§ SHORT PROBLEM
Copy every line of the entries that includes the word "employment".

§ TASK INPUTS
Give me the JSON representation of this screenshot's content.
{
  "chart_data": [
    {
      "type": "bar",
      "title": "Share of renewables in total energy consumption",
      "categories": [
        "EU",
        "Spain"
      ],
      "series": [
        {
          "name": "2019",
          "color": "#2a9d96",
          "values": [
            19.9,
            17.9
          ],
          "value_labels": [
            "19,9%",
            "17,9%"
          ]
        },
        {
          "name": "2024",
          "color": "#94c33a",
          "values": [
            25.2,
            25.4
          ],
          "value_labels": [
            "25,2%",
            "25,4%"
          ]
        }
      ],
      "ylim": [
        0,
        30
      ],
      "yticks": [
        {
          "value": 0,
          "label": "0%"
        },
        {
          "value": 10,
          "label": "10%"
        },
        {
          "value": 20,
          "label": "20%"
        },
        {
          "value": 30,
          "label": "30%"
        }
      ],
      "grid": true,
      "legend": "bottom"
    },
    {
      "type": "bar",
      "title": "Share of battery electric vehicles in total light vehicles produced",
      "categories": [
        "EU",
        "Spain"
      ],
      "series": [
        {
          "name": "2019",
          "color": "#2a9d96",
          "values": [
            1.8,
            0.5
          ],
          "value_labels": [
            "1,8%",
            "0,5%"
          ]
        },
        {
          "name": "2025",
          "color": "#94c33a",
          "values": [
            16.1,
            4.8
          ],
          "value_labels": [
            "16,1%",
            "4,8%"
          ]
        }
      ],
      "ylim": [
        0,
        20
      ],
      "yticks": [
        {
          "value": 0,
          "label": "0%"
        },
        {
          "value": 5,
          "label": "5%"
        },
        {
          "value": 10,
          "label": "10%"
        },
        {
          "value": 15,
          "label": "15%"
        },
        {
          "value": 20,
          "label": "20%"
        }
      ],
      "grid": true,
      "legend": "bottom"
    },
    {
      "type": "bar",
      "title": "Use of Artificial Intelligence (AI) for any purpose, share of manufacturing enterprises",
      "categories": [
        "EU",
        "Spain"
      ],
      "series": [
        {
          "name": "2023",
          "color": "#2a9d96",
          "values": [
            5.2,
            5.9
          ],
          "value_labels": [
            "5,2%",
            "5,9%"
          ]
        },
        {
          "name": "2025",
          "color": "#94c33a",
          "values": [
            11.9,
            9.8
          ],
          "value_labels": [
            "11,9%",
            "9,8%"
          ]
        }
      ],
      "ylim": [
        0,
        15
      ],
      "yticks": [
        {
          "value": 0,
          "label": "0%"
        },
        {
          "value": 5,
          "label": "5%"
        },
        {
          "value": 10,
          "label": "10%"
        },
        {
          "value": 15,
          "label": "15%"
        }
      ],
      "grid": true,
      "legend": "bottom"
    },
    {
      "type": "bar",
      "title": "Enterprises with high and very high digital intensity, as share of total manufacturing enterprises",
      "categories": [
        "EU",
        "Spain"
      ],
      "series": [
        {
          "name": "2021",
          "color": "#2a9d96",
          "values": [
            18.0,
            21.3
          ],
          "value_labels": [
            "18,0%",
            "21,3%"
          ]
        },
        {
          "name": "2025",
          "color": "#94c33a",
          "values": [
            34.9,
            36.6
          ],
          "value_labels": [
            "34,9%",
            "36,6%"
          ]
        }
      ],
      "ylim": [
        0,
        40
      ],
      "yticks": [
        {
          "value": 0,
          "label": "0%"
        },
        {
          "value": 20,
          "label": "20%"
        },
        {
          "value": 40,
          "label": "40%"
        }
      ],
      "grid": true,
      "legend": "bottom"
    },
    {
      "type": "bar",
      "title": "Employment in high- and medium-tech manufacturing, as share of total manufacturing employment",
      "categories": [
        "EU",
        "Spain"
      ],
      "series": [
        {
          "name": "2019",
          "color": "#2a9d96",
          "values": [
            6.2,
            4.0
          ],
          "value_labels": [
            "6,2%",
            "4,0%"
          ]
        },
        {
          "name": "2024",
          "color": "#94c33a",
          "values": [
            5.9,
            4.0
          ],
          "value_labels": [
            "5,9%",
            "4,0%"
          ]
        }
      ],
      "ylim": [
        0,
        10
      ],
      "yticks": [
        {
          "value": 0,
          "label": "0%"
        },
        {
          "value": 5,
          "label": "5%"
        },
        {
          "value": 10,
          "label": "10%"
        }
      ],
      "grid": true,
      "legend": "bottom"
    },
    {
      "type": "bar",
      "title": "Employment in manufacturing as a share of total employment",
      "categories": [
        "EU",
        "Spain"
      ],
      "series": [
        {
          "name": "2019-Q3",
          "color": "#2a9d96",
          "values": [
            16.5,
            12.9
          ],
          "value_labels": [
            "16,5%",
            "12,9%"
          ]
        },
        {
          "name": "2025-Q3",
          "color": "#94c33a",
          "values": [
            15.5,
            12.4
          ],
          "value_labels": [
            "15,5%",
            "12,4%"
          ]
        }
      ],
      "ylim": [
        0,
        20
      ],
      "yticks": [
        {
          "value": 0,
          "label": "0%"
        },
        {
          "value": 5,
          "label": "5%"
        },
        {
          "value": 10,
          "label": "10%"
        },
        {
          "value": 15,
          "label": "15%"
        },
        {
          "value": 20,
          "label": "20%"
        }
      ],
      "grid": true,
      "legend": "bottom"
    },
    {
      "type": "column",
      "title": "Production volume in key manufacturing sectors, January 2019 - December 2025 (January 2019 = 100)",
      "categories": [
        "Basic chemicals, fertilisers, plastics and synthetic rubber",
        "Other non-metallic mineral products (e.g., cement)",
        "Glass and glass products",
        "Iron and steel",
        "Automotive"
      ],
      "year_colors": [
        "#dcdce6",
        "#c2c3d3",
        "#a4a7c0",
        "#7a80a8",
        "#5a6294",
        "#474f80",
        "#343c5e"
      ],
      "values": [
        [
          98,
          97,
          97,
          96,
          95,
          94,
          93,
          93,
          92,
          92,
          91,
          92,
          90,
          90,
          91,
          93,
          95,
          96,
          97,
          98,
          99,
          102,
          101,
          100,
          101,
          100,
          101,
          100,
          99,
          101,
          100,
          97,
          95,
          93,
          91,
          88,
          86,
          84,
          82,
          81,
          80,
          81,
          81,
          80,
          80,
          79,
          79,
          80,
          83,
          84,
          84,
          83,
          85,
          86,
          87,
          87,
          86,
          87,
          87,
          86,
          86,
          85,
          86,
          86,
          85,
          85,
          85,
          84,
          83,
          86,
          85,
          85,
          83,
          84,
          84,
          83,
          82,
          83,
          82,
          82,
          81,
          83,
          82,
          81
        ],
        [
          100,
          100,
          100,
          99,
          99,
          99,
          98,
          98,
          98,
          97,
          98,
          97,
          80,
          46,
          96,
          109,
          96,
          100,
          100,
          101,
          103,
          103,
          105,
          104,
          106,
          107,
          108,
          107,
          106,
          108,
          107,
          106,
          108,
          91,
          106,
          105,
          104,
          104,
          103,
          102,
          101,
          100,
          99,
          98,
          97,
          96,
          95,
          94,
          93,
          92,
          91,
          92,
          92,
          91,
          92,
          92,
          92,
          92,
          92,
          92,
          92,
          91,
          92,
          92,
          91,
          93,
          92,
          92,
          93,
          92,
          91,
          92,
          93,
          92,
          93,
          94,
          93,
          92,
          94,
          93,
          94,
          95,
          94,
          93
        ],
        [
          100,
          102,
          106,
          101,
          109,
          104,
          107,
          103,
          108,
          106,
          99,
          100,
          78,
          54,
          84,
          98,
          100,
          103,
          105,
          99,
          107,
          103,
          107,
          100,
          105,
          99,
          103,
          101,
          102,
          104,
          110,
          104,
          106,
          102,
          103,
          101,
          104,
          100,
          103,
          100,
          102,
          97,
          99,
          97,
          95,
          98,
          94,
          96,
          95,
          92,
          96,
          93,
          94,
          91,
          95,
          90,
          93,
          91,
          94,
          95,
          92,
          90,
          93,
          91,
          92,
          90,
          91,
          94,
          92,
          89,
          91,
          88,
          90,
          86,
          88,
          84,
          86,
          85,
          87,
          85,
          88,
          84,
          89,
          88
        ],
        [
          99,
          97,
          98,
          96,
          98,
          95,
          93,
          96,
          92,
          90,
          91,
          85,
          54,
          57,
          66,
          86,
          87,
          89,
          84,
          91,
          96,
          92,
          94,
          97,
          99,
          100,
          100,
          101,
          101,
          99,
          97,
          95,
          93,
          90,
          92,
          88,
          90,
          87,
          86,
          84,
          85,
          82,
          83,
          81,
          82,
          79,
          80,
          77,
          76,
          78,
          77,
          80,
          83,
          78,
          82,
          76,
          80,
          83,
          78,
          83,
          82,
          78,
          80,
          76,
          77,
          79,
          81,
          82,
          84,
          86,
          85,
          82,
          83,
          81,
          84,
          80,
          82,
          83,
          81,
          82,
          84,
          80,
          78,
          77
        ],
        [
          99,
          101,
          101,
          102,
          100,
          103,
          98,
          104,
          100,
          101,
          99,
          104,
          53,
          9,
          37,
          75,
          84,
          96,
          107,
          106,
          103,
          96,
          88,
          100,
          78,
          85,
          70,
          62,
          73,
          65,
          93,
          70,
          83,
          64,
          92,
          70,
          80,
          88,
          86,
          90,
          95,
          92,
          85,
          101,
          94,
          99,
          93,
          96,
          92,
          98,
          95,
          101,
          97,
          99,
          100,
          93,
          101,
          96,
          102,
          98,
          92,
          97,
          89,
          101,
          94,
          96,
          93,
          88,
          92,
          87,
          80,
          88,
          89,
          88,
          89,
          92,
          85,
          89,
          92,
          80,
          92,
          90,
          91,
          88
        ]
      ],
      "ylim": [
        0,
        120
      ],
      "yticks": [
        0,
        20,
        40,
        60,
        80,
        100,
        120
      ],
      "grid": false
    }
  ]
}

§ ANSWER TO THE PROBLEM
      "title": "Employment in high- and medium-tech manufacturing, as share of total manufacturing employment",
      "title": "Employment in manufacturing as a share of total employment",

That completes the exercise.